══ STORED ROWS

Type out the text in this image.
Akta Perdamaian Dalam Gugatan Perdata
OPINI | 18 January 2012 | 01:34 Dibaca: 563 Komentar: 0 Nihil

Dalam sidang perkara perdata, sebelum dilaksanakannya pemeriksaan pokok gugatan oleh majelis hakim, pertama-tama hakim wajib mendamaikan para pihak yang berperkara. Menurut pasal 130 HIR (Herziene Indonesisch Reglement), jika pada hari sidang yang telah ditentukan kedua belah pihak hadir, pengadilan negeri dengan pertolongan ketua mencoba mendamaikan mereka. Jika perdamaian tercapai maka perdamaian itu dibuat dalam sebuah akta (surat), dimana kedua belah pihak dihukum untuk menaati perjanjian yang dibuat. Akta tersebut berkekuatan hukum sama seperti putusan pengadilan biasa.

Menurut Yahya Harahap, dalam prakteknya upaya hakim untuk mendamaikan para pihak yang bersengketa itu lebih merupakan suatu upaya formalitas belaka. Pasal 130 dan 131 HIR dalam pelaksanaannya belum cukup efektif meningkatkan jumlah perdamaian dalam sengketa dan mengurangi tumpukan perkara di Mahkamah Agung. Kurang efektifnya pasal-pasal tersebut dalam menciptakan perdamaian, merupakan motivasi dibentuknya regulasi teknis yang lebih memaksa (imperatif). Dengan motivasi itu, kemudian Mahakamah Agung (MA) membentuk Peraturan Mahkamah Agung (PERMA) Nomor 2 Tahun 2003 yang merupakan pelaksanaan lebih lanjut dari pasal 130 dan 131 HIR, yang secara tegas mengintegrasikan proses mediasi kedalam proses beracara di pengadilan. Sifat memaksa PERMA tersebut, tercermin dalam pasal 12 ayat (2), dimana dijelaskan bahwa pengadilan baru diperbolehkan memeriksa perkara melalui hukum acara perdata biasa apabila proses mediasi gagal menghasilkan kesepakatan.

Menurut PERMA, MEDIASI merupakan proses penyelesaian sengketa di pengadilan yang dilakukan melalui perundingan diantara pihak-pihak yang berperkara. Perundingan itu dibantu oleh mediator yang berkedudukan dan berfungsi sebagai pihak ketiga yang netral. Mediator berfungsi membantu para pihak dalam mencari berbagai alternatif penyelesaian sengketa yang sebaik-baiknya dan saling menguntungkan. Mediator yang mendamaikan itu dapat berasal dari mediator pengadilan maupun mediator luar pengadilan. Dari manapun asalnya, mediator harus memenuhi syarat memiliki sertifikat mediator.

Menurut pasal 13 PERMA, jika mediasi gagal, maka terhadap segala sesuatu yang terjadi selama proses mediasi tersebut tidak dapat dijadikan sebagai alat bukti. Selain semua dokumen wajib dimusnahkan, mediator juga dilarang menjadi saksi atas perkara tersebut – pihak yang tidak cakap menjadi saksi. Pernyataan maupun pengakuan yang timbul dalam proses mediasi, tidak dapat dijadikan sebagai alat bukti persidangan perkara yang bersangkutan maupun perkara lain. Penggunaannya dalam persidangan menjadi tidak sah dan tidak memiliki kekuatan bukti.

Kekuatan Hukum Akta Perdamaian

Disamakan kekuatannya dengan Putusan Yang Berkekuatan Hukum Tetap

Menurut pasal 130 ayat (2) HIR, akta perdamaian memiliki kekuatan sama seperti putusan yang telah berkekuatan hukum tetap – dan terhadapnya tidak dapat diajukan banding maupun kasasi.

════

**PROBLEM REQUIREMENTS**: From the data above, copy each line where the string "seperti" appears.

**THE RESPONSE**:
Dalam sidang perkara perdata, sebelum dilaksanakannya pemeriksaan pokok gugatan oleh majelis hakim, pertama-tama hakim wajib mendamaikan para pihak yang berperkara. Menurut pasal 130 HIR (Herziene Indonesisch Reglement), jika pada hari sidang yang telah ditentukan kedua belah pihak hadir, pengadilan negeri dengan pertolongan ketua mencoba mendamaikan mereka. Jika perdamaian tercapai maka perdamaian itu dibuat dalam sebuah akta (surat), dimana kedua belah pihak dihukum untuk menaati perjanjian yang dibuat. Akta tersebut berkekuatan hukum sama seperti putusan pengadilan biasa.
Menurut pasal 130 ayat (2) HIR, akta perdamaian memiliki kekuatan sama seperti putusan yang telah berkekuatan hukum tetap – dan terhadapnya tidak dapat diajukan banding maupun kasasi.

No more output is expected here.